Collection entries:
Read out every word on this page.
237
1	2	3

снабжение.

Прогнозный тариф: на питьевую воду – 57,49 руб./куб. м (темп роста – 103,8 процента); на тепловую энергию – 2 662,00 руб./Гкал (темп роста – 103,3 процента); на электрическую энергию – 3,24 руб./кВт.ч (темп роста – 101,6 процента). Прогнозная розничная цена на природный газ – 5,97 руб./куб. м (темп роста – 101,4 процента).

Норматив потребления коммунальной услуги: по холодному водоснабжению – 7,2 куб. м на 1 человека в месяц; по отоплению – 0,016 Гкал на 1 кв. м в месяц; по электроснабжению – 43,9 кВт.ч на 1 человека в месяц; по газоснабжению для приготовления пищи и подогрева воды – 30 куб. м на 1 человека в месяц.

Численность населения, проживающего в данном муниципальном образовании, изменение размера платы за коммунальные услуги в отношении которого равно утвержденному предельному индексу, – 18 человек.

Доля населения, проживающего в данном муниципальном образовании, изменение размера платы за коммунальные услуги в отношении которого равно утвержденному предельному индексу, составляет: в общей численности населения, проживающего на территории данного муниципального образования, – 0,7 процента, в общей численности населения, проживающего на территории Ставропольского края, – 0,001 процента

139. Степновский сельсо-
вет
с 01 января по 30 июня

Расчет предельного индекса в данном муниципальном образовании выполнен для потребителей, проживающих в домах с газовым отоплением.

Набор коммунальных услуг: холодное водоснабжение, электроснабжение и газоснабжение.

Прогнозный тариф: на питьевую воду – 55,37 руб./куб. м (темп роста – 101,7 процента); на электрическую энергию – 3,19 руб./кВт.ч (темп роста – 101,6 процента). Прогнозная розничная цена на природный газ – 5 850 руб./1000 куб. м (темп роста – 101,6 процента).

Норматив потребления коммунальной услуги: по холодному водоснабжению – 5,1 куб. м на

Short exercise: Reproduce the records above exactly as they appear.

Solution to this task:
Read out every word on this page.
237
1	2	3

снабжение.

Прогнозный тариф: на питьевую воду – 57,49 руб./куб. м (темп роста – 103,8 процента); на тепловую энергию – 2 662,00 руб./Гкал (темп роста – 103,3 процента); на электрическую энергию – 3,24 руб./кВт.ч (темп роста – 101,6 процента). Прогнозная розничная цена на природный газ – 5,97 руб./куб. м (темп роста – 101,4 процента).

Норматив потребления коммунальной услуги: по холодному водоснабжению – 7,2 куб. м на 1 человека в месяц; по отоплению – 0,016 Гкал на 1 кв. м в месяц; по электроснабжению – 43,9 кВт.ч на 1 человека в месяц; по газоснабжению для приготовления пищи и подогрева воды – 30 куб. м на 1 человека в месяц.

Численность населения, проживающего в данном муниципальном образовании, изменение размера платы за коммунальные услуги в отношении которого равно утвержденному предельному индексу, – 18 человек.

Доля населения, проживающего в данном муниципальном образовании, изменение размера платы за коммунальные услуги в отношении которого равно утвержденному предельному индексу, составляет: в общей численности населения, проживающего на территории данного муниципального образования, – 0,7 процента, в общей численности населения, проживающего на территории Ставропольского края, – 0,001 процента

139. Степновский сельсо-
вет
с 01 января по 30 июня

Расчет предельного индекса в данном муниципальном образовании выполнен для потребителей, проживающих в домах с газовым отоплением.

Набор коммунальных услуг: холодное водоснабжение, электроснабжение и газоснабжение.

Прогнозный тариф: на питьевую воду – 55,37 руб./куб. м (темп роста – 101,7 процента); на электрическую энергию – 3,19 руб./кВт.ч (темп роста – 101,6 процента). Прогнозная розничная цена на природный газ – 5 850 руб./1000 куб. м (темп роста – 101,6 процента).

Норматив потребления коммунальной услуги: по холодному водоснабжению – 5,1 куб. м на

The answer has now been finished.